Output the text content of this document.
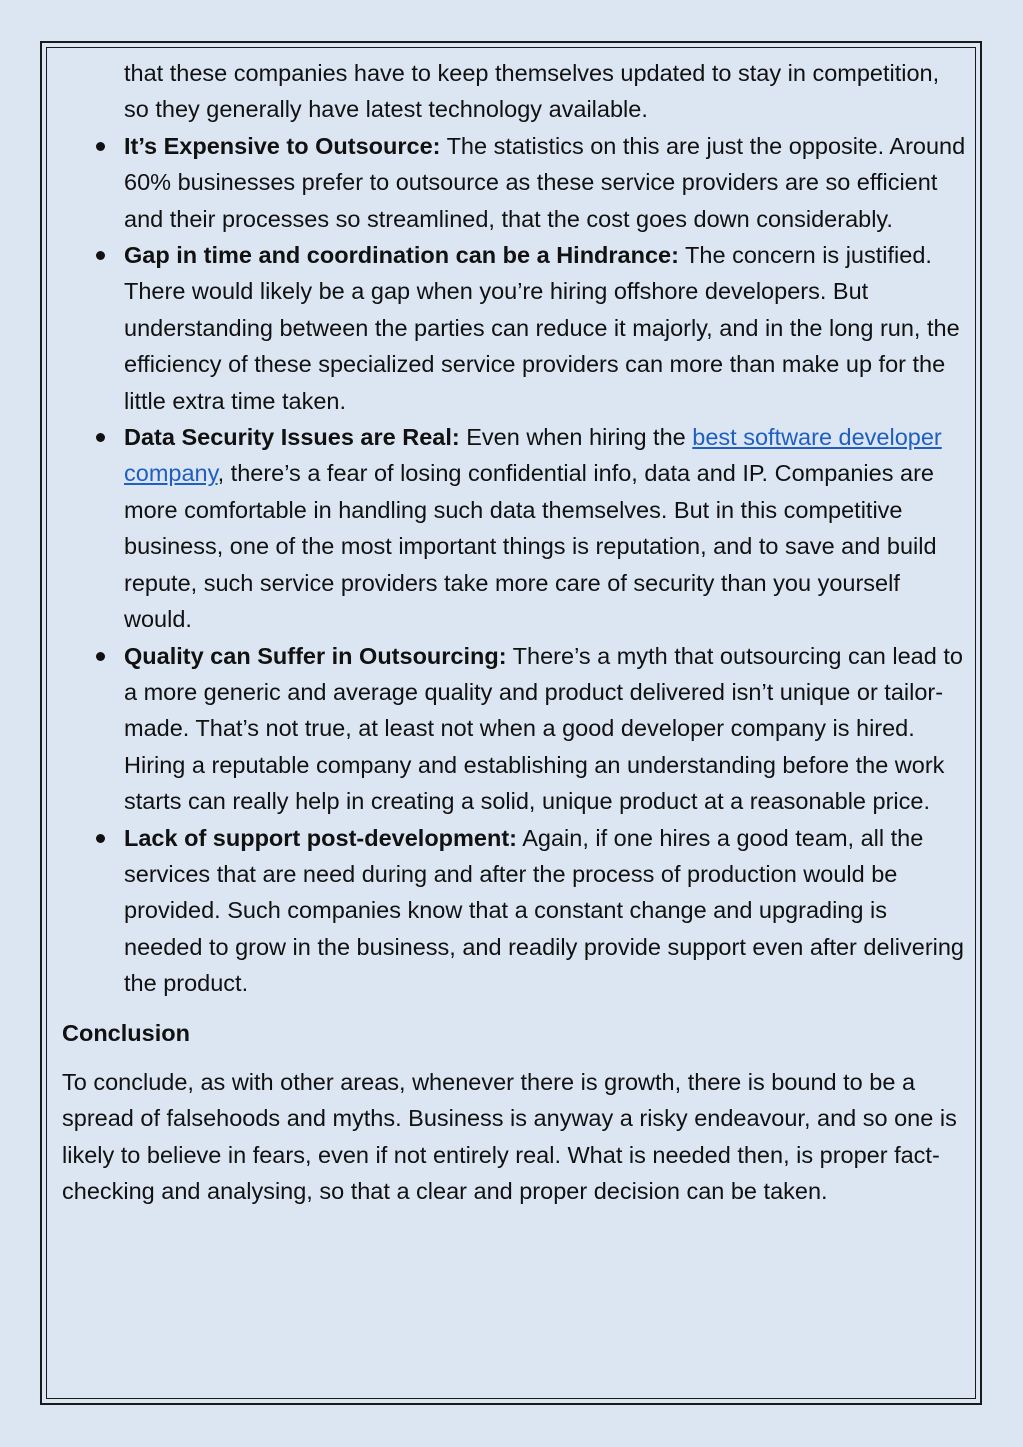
that these companies have to keep themselves updated to stay in competition, so they generally have latest technology available.

It’s Expensive to Outsource: The statistics on this are just the opposite. Around 60% businesses prefer to outsource as these service providers are so efficient and their processes so streamlined, that the cost goes down considerably.
Gap in time and coordination can be a Hindrance: The concern is justified. There would likely be a gap when you’re hiring offshore developers. But understanding between the parties can reduce it majorly, and in the long run, the efficiency of these specialized service providers can more than make up for the little extra time taken.
Data Security Issues are Real: Even when hiring the best software developer company, there’s a fear of losing confidential info, data and IP. Companies are more comfortable in handling such data themselves. But in this competitive business, one of the most important things is reputation, and to save and build repute, such service providers take more care of security than you yourself would.
Quality can Suffer in Outsourcing: There’s a myth that outsourcing can lead to a more generic and average quality and product delivered isn’t unique or tailor-made. That’s not true, at least not when a good developer company is hired. Hiring a reputable company and establishing an understanding before the work starts can really help in creating a solid, unique product at a reasonable price.
Lack of support post-development: Again, if one hires a good team, all the services that are need during and after the process of production would be provided. Such companies know that a constant change and upgrading is needed to grow in the business, and readily provide support even after delivering the product.
Conclusion

To conclude, as with other areas, whenever there is growth, there is bound to be a spread of falsehoods and myths. Business is anyway a risky endeavour, and so one is likely to believe in fears, even if not entirely real. What is needed then, is proper fact-checking and analysing, so that a clear and proper decision can be taken.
══════════
• Your instructions
From the listing, extract all text exactly as given and drop any picture.

• Task solution
Output the text content of this document.
that these companies have to keep themselves updated to stay in competition, so they generally have latest technology available.

It’s Expensive to Outsource: The statistics on this are just the opposite. Around 60% businesses prefer to outsource as these service providers are so efficient and their processes so streamlined, that the cost goes down considerably.
Gap in time and coordination can be a Hindrance: The concern is justified. There would likely be a gap when you’re hiring offshore developers. But understanding between the parties can reduce it majorly, and in the long run, the efficiency of these specialized service providers can more than make up for the little extra time taken.
Data Security Issues are Real: Even when hiring the best software developer company, there’s a fear of losing confidential info, data and IP. Companies are more comfortable in handling such data themselves. But in this competitive business, one of the most important things is reputation, and to save and build repute, such service providers take more care of security than you yourself would.
Quality can Suffer in Outsourcing: There’s a myth that outsourcing can lead to a more generic and average quality and product delivered isn’t unique or tailor-made. That’s not true, at least not when a good developer company is hired. Hiring a reputable company and establishing an understanding before the work starts can really help in creating a solid, unique product at a reasonable price.
Lack of support post-development: Again, if one hires a good team, all the services that are need during and after the process of production would be provided. Such companies know that a constant change and upgrading is needed to grow in the business, and readily provide support even after delivering the product.
Conclusion

To conclude, as with other areas, whenever there is growth, there is bound to be a spread of falsehoods and myths. Business is anyway a risky endeavour, and so one is likely to believe in fears, even if not entirely real. What is needed then, is proper fact-checking and analysing, so that a clear and proper decision can be taken.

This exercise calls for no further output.